Texte affiché:
--------
En Suisse, la Stratégie énergétique 2050 prévoit de remplacer l'énergie nucléaire par des énergies renouvelables. La population helvétique soutient cet objectif, mais rejette les centrales au gaz naturel, même en tant que technologie intérimaire.

Résumé du projet de recherche « Risques liés à l'approvisionnement en électricité renouvelable ».
Les lignes à haute tension sont indispensables pour une importation sans interruptions d'électricité produite à l’étranger : une ligne en Valais.
Les lignes à haute tension sont indispensables pour une importation sans interruptions d'électricité produite à l’étranger : une ligne en Valais. Adobe Stock
En un coup d’œil

En un coup d’œil

  • La Stratégie énergétique 2050 exige que l'électricité d'origine nucléaire en Suisse soit remplacée par de l'électricité produite à partir de sources renouvelables.
  • Les scientifiques ont cherché à comprendre si cette exigence compromet la sécurité de l'approvisionnement et si les centrales au gaz sont nécessaires en tant que solution de transition.
  • Leur conclusion : les énergies renouvelables suffisent à elles seules et sont moins coûteuses que le gaz.
  • Les chercheurs ont en outre examiné les préférences de la population et ont identifié les facteurs susceptibles de menacer la mise en œuvre de la Stratégie énergétique 2050.
--------
Extraits de données:

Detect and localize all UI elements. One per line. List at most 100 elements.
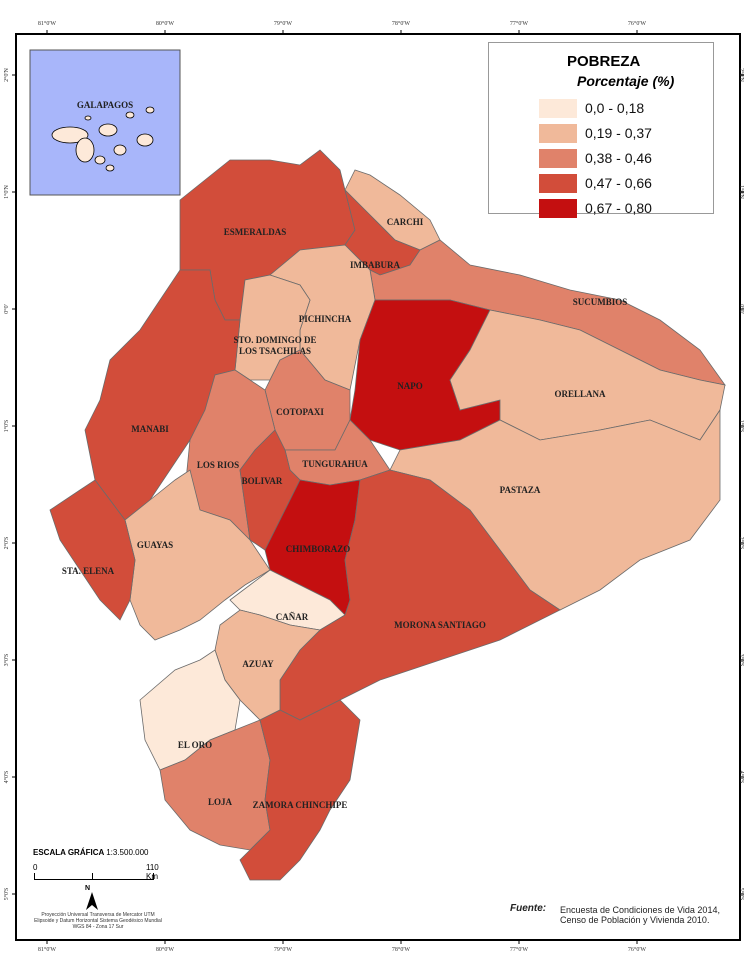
legend-swatch [539,148,577,168]
legend-swatch [539,173,577,193]
province-label: ZAMORA CHINCHIPE [253,800,348,810]
lat-label: 2°0'N [738,68,745,82]
lon-label: 80°0'W [156,20,174,27]
provinces [49,149,726,881]
lat-label: 1°0'S [738,420,745,433]
scale-mid-tick [92,873,93,879]
lon-label: 76°0'W [628,946,646,953]
legend-swatch [539,123,577,143]
legend-label: 0,38 - 0,46 [585,150,652,166]
province-label: CARCHI [387,217,424,227]
legend-swatch [539,98,577,118]
province-label: BOLIVAR [242,476,283,486]
lat-label: 2°0'S [3,537,10,550]
province-zamora-chinchipe[interactable] [239,699,361,881]
island [125,111,135,119]
galapagos-inset [29,49,181,196]
lat-label: 4°0'S [3,771,10,784]
province-label: NAPO [397,381,423,391]
island [105,164,115,172]
lon-label: 79°0'W [274,946,292,953]
island [113,144,127,156]
lat-label: 1°0'N [3,184,10,198]
province-label: ESMERALDAS [224,227,287,237]
province-manabi[interactable] [84,269,241,521]
legend-swatch [539,198,577,218]
province-label: PICHINCHA [299,314,352,324]
province-label: MANABI [131,424,169,434]
legend-item: 0,47 - 0,66 [539,173,652,193]
lat-label: 2°0'S [738,537,745,550]
projection-line: WGS 84 - Zona 17 Sur [72,924,124,930]
lat-label: 2°0'N [3,67,10,81]
scale-title: ESCALA GRÁFICA [33,848,104,857]
lon-label: 78°0'W [392,20,410,27]
province-label: STA. ELENA [62,566,115,576]
province-label: CHIMBORAZO [286,544,351,554]
island [136,133,154,147]
province-label: LOS RIOS [197,460,239,470]
province-label: LOJA [208,797,233,807]
legend-label: 0,19 - 0,37 [585,125,652,141]
legend-label: 0,47 - 0,66 [585,175,652,191]
legend-subtitle: Porcentaje (%) [577,73,675,89]
lon-label: 81°0'W [38,20,56,27]
lon-label: 80°0'W [156,946,174,953]
lat-label: 3°0'S [738,654,745,667]
province-label: EL ORO [178,740,212,750]
scale-end: 110 Km [146,863,159,881]
north-arrow-icon [86,892,98,910]
legend: POBREZA Porcentaje (%) 0,0 - 0,18 0,19 -… [488,42,714,218]
lat-label: 3°0'S [3,654,10,667]
legend-item: 0,38 - 0,46 [539,148,652,168]
source-label: Fuente: [510,903,547,914]
province-label: STO. DOMINGO DE LOS TSACHILAS [233,335,316,356]
province-label: CAÑAR [276,612,309,622]
lat-label: 1°0'S [3,420,10,433]
lat-label: 0°0' [738,304,745,313]
scale-line [34,873,154,880]
province-sta-elena[interactable] [49,479,136,621]
province-el-oro[interactable] [139,649,241,771]
island [98,123,118,137]
island [145,106,155,114]
scale-bar: ESCALA GRÁFICA 1:3.500.000 0 110 Km N Pr… [33,848,163,930]
province-label: GUAYAS [137,540,173,550]
north-label: N [85,885,91,892]
source-line: Censo de Población y Vivienda 2010. [560,915,710,925]
source-line: Encuesta de Condiciones de Vida 2014, [560,905,720,915]
legend-item: 0,0 - 0,18 [539,98,644,118]
province-label: IMBABURA [350,260,401,270]
island [84,115,92,121]
province-label: ORELLANA [554,389,606,399]
scale-start: 0 [33,863,38,872]
legend-label: 0,67 - 0,80 [585,200,652,216]
province-label: PASTAZA [500,485,541,495]
lat-label: 4°0'S [738,771,745,784]
lat-label: 5°0'S [3,888,10,901]
lon-label: 77°0'W [510,946,528,953]
legend-item: 0,67 - 0,80 [539,198,652,218]
legend-title: POBREZA [567,53,641,70]
lon-label: 76°0'W [628,20,646,27]
province-label: MORONA SANTIAGO [394,620,486,630]
lon-label: 77°0'W [510,20,528,27]
galapagos-label: GALAPAGOS [77,100,133,110]
lon-label: 78°0'W [392,946,410,953]
lon-label: 79°0'W [274,20,292,27]
legend-item: 0,19 - 0,37 [539,123,652,143]
scale-ratio: 1:3.500.000 [106,848,149,857]
lon-label: 81°0'W [38,946,56,953]
province-label: TUNGURAHUA [302,459,368,469]
island [51,126,89,144]
province-guayas[interactable] [124,469,271,641]
lat-label: 0°0' [3,304,10,313]
legend-label: 0,0 - 0,18 [585,100,645,116]
province-label: COTOPAXI [276,407,324,417]
province-label: AZUAY [242,659,274,669]
lat-label: 1°0'N [738,185,745,199]
lat-label: 5°0'S [738,888,745,901]
province-label: SUCUMBIOS [573,297,628,307]
projection-line: Elipsoide y Datum Horizontal Sistema Geo… [34,918,162,924]
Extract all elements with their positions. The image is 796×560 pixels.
--------
Quelles sources d'énergie le texte sur la Stratégie énergétique 2050 nomme-t-il ? Donnez-les toutes. Les lignes n'ont aucun rapport avec le texte.

- l'énergie nucléaire
- les énergies renouvelables
- le gaz naturel